## Task brief:
Omit all images. Transcribe the rest of the material below exactly.

## Dataset rows about figures:
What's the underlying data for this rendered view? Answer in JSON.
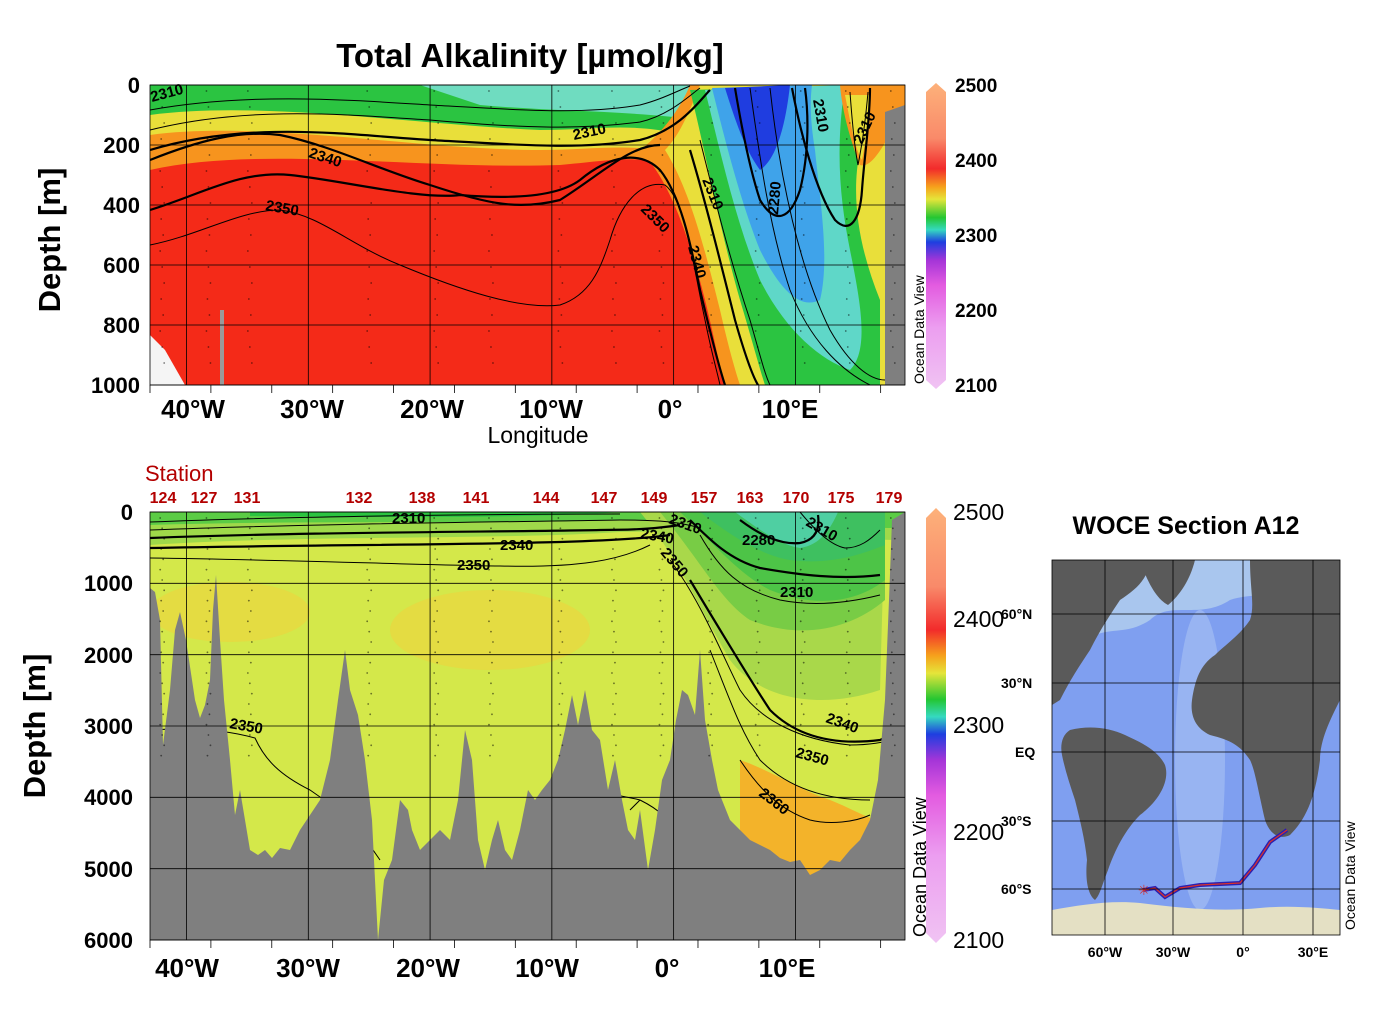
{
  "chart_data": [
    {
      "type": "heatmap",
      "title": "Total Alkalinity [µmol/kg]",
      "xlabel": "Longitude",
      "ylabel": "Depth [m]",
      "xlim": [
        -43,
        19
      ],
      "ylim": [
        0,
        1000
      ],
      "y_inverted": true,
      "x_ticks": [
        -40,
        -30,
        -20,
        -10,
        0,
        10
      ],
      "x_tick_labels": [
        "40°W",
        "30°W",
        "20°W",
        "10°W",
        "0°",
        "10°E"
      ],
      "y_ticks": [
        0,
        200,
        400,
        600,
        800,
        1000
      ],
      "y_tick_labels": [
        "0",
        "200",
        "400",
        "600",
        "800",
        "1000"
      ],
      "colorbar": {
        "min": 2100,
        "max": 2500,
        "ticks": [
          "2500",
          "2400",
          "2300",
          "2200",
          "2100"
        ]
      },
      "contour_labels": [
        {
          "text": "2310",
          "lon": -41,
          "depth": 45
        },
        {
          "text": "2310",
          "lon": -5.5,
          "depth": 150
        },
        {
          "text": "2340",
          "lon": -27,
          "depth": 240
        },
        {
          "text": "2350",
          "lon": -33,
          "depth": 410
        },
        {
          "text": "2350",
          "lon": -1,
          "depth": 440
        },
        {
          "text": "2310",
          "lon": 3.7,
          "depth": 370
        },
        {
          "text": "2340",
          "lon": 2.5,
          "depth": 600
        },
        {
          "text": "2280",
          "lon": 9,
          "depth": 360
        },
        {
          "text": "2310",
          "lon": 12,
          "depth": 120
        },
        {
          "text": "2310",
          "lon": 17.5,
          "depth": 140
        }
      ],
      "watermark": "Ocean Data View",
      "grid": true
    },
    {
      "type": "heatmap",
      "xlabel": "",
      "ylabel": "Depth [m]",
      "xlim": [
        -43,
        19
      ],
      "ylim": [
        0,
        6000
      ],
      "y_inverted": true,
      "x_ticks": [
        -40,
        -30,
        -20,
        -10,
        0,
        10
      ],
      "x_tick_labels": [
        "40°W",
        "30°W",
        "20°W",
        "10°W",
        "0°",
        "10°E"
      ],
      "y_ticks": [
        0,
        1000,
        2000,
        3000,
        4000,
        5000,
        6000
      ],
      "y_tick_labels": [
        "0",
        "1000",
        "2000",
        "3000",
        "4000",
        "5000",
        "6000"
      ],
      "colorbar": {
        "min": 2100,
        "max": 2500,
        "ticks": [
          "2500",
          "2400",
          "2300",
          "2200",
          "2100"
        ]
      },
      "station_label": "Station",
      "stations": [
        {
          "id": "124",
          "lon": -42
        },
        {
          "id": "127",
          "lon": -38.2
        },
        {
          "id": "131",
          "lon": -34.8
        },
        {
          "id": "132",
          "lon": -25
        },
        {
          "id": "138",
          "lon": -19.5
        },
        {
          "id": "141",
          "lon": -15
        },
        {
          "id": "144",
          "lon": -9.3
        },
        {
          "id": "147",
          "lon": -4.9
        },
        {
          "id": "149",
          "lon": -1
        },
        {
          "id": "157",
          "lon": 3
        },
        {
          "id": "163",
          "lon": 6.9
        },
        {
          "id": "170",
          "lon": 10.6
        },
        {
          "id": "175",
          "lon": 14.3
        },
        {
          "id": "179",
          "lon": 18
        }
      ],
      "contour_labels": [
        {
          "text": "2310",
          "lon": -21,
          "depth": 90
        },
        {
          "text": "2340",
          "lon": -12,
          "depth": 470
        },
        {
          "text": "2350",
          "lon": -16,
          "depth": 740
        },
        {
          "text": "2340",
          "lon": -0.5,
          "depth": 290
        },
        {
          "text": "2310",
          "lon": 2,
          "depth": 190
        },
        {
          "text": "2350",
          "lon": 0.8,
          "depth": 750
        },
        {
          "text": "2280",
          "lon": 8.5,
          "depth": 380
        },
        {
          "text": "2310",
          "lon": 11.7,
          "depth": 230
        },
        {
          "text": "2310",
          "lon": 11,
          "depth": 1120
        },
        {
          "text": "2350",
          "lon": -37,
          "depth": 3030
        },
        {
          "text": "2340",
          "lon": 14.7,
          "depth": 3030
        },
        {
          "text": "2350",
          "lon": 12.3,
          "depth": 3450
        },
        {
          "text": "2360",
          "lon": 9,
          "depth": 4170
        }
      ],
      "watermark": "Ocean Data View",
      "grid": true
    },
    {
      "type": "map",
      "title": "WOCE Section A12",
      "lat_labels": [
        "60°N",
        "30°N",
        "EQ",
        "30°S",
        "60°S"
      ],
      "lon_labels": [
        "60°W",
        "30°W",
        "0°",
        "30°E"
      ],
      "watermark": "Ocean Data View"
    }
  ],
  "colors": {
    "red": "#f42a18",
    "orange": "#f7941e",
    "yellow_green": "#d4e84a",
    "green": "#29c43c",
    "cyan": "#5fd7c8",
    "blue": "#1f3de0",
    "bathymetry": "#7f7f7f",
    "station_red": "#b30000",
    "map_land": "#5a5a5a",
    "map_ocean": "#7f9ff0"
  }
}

## Full solution:
What's the underlying data for this rendered view? Answer in JSON.
{
  "chart_data": [
    {
      "type": "heatmap",
      "title": "Total Alkalinity [µmol/kg]",
      "xlabel": "Longitude",
      "ylabel": "Depth [m]",
      "xlim": [
        -43,
        19
      ],
      "ylim": [
        0,
        1000
      ],
      "y_inverted": true,
      "x_ticks": [
        -40,
        -30,
        -20,
        -10,
        0,
        10
      ],
      "x_tick_labels": [
        "40°W",
        "30°W",
        "20°W",
        "10°W",
        "0°",
        "10°E"
      ],
      "y_ticks": [
        0,
        200,
        400,
        600,
        800,
        1000
      ],
      "y_tick_labels": [
        "0",
        "200",
        "400",
        "600",
        "800",
        "1000"
      ],
      "colorbar": {
        "min": 2100,
        "max": 2500,
        "ticks": [
          "2500",
          "2400",
          "2300",
          "2200",
          "2100"
        ]
      },
      "contour_labels": [
        {
          "text": "2310",
          "lon": -41,
          "depth": 45
        },
        {
          "text": "2310",
          "lon": -5.5,
          "depth": 150
        },
        {
          "text": "2340",
          "lon": -27,
          "depth": 240
        },
        {
          "text": "2350",
          "lon": -33,
          "depth": 410
        },
        {
          "text": "2350",
          "lon": -1,
          "depth": 440
        },
        {
          "text": "2310",
          "lon": 3.7,
          "depth": 370
        },
        {
          "text": "2340",
          "lon": 2.5,
          "depth": 600
        },
        {
          "text": "2280",
          "lon": 9,
          "depth": 360
        },
        {
          "text": "2310",
          "lon": 12,
          "depth": 120
        },
        {
          "text": "2310",
          "lon": 17.5,
          "depth": 140
        }
      ],
      "watermark": "Ocean Data View",
      "grid": true
    },
    {
      "type": "heatmap",
      "xlabel": "",
      "ylabel": "Depth [m]",
      "xlim": [
        -43,
        19
      ],
      "ylim": [
        0,
        6000
      ],
      "y_inverted": true,
      "x_ticks": [
        -40,
        -30,
        -20,
        -10,
        0,
        10
      ],
      "x_tick_labels": [
        "40°W",
        "30°W",
        "20°W",
        "10°W",
        "0°",
        "10°E"
      ],
      "y_ticks": [
        0,
        1000,
        2000,
        3000,
        4000,
        5000,
        6000
      ],
      "y_tick_labels": [
        "0",
        "1000",
        "2000",
        "3000",
        "4000",
        "5000",
        "6000"
      ],
      "colorbar": {
        "min": 2100,
        "max": 2500,
        "ticks": [
          "2500",
          "2400",
          "2300",
          "2200",
          "2100"
        ]
      },
      "station_label": "Station",
      "stations": [
        {
          "id": "124",
          "lon": -42
        },
        {
          "id": "127",
          "lon": -38.2
        },
        {
          "id": "131",
          "lon": -34.8
        },
        {
          "id": "132",
          "lon": -25
        },
        {
          "id": "138",
          "lon": -19.5
        },
        {
          "id": "141",
          "lon": -15
        },
        {
          "id": "144",
          "lon": -9.3
        },
        {
          "id": "147",
          "lon": -4.9
        },
        {
          "id": "149",
          "lon": -1
        },
        {
          "id": "157",
          "lon": 3
        },
        {
          "id": "163",
          "lon": 6.9
        },
        {
          "id": "170",
          "lon": 10.6
        },
        {
          "id": "175",
          "lon": 14.3
        },
        {
          "id": "179",
          "lon": 18
        }
      ],
      "contour_labels": [
        {
          "text": "2310",
          "lon": -21,
          "depth": 90
        },
        {
          "text": "2340",
          "lon": -12,
          "depth": 470
        },
        {
          "text": "2350",
          "lon": -16,
          "depth": 740
        },
        {
          "text": "2340",
          "lon": -0.5,
          "depth": 290
        },
        {
          "text": "2310",
          "lon": 2,
          "depth": 190
        },
        {
          "text": "2350",
          "lon": 0.8,
          "depth": 750
        },
        {
          "text": "2280",
          "lon": 8.5,
          "depth": 380
        },
        {
          "text": "2310",
          "lon": 11.7,
          "depth": 230
        },
        {
          "text": "2310",
          "lon": 11,
          "depth": 1120
        },
        {
          "text": "2350",
          "lon": -37,
          "depth": 3030
        },
        {
          "text": "2340",
          "lon": 14.7,
          "depth": 3030
        },
        {
          "text": "2350",
          "lon": 12.3,
          "depth": 3450
        },
        {
          "text": "2360",
          "lon": 9,
          "depth": 4170
        }
      ],
      "watermark": "Ocean Data View",
      "grid": true
    },
    {
      "type": "map",
      "title": "WOCE Section A12",
      "lat_labels": [
        "60°N",
        "30°N",
        "EQ",
        "30°S",
        "60°S"
      ],
      "lon_labels": [
        "60°W",
        "30°W",
        "0°",
        "30°E"
      ],
      "watermark": "Ocean Data View"
    }
  ],
  "colors": {
    "red": "#f42a18",
    "orange": "#f7941e",
    "yellow_green": "#d4e84a",
    "green": "#29c43c",
    "cyan": "#5fd7c8",
    "blue": "#1f3de0",
    "bathymetry": "#7f7f7f",
    "station_red": "#b30000",
    "map_land": "#5a5a5a",
    "map_ocean": "#7f9ff0"
  }
}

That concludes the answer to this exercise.